# [INSTRUCTION]
Pictures aside, write out every record exactly as it appears.

• • •

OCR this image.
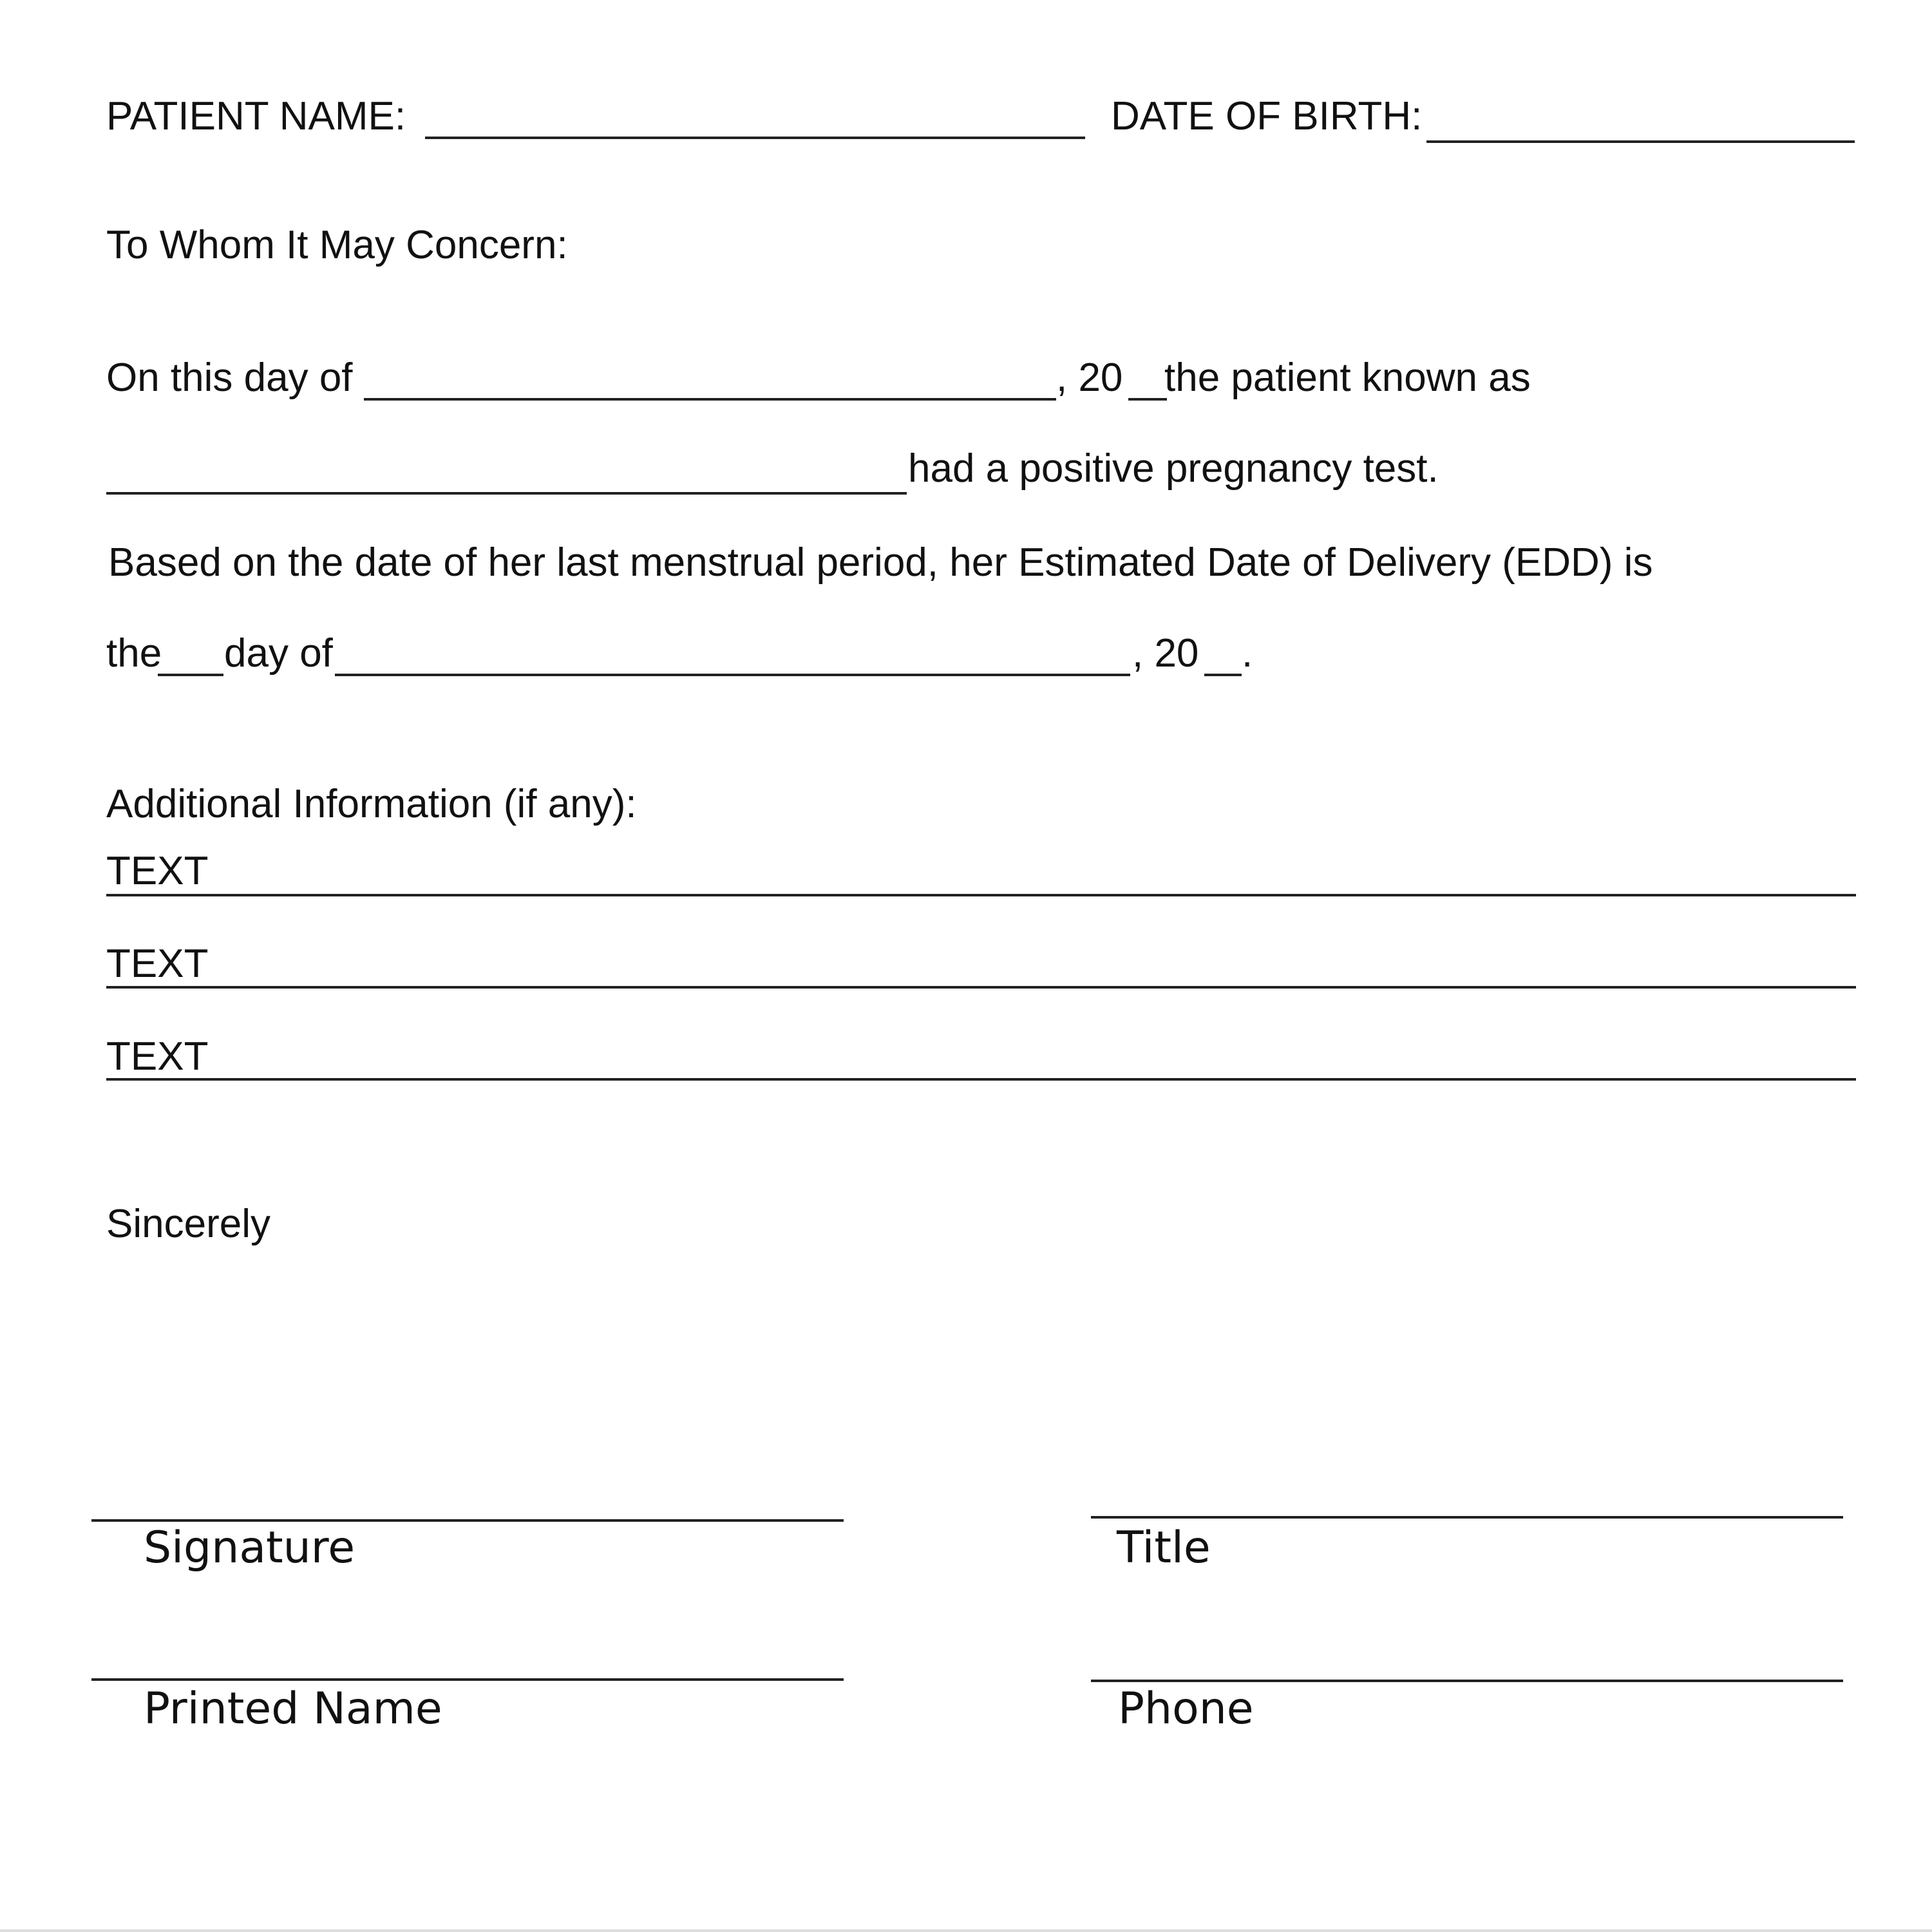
PATIENT NAME:	DATE OF BIRTH:
To Whom It May Concern:
On this day of	, 20 the patient known as
had a positive pregnancy test.
Based on the date of her last menstrual period, her Estimated Date of Delivery (EDD) is
the day of	, 20 .
Additional Information (if any):
TEXT
TEXT
TEXT
Sincerely
Signature	Title
Printed Name	Phone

• • •

# [FINAL ANSWER]
OCR this image.
PATIENT NAME:	DATE OF BIRTH:
To Whom It May Concern:
On this day of	, 20 the patient known as
had a positive pregnancy test.
Based on the date of her last menstrual period, her Estimated Date of Delivery (EDD) is
the day of	, 20 .
Additional Information (if any):
TEXT
TEXT
TEXT
Sincerely
Signature	Title
Printed Name	Phone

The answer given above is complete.